* [DIRECTION] Return all lines that include the string "title".

------------------------------------------------

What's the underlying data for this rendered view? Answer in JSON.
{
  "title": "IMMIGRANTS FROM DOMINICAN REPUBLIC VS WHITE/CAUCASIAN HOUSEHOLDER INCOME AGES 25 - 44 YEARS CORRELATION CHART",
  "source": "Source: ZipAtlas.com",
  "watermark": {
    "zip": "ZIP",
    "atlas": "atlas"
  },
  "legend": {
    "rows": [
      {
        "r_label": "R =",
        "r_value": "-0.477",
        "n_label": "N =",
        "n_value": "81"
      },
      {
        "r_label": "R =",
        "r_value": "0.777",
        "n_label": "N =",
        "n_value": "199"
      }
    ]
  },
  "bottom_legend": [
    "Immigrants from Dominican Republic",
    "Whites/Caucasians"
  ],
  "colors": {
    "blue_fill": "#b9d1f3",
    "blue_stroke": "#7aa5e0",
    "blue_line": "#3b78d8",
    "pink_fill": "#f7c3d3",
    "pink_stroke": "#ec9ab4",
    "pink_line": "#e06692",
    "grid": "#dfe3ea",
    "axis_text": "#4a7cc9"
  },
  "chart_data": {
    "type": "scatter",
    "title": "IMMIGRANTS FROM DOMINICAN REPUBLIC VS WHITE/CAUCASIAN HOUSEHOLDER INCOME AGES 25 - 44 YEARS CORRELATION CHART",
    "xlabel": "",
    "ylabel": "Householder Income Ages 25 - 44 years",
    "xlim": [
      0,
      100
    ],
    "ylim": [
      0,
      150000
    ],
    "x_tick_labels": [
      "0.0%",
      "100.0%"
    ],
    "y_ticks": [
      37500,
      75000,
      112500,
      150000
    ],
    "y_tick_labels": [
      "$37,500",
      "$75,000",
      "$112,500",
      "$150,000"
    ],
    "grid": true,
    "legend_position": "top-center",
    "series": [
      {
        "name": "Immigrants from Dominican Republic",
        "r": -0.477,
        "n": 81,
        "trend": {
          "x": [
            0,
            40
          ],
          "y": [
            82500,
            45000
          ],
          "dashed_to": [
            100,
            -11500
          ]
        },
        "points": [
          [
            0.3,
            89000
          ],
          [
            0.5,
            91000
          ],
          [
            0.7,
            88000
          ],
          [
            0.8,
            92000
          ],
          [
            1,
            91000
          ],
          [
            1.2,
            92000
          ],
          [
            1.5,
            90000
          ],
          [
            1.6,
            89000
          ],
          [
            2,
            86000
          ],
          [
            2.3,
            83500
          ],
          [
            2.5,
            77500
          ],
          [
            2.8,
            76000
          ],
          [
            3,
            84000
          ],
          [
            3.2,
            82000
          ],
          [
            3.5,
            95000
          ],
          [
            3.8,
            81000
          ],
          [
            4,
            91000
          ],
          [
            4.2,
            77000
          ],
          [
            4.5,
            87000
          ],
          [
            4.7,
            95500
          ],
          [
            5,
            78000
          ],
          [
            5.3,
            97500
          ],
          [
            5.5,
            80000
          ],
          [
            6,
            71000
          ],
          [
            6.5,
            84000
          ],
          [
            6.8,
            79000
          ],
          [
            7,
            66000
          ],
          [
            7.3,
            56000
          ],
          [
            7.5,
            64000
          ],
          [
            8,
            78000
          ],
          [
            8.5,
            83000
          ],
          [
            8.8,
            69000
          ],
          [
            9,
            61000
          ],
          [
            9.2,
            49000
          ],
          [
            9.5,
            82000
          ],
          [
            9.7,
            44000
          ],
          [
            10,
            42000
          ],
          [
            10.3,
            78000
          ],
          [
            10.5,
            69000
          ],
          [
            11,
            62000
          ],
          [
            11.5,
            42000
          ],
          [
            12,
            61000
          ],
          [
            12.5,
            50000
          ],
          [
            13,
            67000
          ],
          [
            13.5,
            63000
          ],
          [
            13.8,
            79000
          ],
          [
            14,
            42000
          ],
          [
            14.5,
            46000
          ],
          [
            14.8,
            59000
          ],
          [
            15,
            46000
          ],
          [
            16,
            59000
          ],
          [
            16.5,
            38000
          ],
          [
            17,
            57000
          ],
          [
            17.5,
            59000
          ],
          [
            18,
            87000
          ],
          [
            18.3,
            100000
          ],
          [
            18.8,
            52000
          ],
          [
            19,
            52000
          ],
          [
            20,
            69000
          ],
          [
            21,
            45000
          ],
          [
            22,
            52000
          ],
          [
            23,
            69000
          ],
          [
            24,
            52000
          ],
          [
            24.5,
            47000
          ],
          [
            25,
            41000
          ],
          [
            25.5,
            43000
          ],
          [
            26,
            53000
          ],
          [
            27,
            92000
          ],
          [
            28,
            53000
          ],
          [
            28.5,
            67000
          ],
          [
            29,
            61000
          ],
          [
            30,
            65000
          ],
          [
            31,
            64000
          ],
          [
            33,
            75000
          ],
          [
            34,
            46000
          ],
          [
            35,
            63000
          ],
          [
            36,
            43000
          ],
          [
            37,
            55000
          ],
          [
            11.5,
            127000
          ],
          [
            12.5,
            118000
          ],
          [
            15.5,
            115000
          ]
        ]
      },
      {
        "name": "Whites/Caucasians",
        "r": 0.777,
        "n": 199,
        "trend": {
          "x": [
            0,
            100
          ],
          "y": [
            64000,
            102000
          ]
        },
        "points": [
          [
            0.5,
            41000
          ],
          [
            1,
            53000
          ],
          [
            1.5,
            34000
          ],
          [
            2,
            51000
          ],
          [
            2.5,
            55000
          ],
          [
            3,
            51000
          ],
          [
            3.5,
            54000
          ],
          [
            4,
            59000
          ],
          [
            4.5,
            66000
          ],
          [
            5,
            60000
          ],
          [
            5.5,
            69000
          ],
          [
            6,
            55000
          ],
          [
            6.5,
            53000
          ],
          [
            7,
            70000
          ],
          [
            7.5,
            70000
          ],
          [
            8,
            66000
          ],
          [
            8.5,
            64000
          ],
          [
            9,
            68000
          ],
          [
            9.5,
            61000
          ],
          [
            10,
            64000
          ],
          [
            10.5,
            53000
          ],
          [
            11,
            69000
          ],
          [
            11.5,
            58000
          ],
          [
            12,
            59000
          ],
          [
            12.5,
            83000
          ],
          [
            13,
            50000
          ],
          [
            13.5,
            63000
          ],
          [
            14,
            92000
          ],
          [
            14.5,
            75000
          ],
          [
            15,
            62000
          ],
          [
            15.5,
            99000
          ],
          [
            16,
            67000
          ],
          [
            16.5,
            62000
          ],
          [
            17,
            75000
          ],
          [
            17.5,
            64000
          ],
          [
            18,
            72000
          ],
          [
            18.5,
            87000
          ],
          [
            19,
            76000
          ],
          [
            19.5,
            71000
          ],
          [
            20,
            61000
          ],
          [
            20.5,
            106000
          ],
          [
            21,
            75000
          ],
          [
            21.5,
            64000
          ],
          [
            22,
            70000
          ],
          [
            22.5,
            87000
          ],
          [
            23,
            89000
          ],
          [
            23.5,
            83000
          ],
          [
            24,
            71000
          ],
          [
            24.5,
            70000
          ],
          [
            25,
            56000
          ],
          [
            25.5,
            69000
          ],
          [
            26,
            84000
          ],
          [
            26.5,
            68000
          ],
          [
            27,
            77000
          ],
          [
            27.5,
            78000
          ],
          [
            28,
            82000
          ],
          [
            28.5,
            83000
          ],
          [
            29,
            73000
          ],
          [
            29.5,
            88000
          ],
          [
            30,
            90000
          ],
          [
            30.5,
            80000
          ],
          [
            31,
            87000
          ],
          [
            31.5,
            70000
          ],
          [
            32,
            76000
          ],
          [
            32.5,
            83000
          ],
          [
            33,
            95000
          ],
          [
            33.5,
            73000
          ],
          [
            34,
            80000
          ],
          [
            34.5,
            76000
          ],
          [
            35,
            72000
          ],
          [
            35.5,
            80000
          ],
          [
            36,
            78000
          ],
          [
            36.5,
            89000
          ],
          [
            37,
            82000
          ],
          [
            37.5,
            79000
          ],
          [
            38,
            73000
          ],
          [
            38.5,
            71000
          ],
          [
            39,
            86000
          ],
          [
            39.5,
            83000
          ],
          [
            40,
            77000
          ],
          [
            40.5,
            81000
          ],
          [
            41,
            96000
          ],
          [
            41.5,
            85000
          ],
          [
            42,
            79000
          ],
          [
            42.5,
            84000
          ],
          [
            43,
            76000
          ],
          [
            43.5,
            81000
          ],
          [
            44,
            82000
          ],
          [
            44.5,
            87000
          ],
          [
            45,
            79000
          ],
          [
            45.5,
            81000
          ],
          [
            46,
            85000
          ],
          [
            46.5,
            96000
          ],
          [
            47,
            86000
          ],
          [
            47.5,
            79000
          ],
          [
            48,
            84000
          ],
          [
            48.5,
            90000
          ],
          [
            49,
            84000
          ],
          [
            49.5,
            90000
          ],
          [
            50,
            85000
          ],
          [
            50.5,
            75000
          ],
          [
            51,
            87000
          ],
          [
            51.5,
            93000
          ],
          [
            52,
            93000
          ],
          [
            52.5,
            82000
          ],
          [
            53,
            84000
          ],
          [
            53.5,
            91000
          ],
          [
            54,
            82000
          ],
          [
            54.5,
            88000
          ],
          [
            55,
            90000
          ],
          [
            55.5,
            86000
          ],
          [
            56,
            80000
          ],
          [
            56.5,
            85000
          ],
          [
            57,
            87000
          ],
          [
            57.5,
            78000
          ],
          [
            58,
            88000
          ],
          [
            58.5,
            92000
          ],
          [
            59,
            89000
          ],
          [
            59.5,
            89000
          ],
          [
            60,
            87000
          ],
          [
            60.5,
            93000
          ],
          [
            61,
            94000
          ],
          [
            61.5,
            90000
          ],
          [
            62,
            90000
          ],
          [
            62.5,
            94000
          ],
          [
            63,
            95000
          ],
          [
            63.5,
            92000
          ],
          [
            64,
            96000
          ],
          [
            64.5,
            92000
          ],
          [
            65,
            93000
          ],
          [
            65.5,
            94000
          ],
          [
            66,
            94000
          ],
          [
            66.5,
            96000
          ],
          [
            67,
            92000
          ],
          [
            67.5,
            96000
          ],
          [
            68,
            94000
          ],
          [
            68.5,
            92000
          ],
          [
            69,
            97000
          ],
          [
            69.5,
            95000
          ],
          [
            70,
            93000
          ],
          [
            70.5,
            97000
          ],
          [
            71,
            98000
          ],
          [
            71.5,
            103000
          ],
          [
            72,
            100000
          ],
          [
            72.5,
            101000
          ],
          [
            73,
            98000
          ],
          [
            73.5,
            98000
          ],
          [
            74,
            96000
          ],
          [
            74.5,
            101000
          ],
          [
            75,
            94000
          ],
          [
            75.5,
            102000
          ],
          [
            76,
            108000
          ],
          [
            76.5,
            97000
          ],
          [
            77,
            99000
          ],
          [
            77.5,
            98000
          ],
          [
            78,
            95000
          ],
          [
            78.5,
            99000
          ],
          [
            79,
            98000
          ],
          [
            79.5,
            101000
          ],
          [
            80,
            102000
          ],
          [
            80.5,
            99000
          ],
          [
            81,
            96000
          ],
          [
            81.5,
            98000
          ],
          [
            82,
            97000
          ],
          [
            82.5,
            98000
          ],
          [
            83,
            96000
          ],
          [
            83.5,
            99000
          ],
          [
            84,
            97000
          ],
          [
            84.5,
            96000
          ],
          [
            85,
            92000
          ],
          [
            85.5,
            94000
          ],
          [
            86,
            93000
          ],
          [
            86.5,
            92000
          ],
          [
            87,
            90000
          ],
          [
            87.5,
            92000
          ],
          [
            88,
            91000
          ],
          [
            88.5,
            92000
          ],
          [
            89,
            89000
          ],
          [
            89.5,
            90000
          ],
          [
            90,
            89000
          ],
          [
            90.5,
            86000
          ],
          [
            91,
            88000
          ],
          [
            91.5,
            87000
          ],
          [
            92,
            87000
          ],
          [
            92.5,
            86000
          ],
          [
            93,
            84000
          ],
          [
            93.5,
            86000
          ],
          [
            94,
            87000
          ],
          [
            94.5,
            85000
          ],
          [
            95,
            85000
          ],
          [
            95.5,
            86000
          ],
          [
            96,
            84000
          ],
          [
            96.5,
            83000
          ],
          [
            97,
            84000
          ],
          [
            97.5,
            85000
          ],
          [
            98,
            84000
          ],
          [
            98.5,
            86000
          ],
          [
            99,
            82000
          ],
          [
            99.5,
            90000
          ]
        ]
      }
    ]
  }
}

------------------------------------------------

* [ANSWER]
  "title": "IMMIGRANTS FROM DOMINICAN REPUBLIC VS WHITE/CAUCASIAN HOUSEHOLDER INCOME AGES 25 - 44 YEARS CORRELATION CHART",
    "title": "IMMIGRANTS FROM DOMINICAN REPUBLIC VS WHITE/CAUCASIAN HOUSEHOLDER INCOME AGES 25 - 44 YEARS CORRELATION CHART",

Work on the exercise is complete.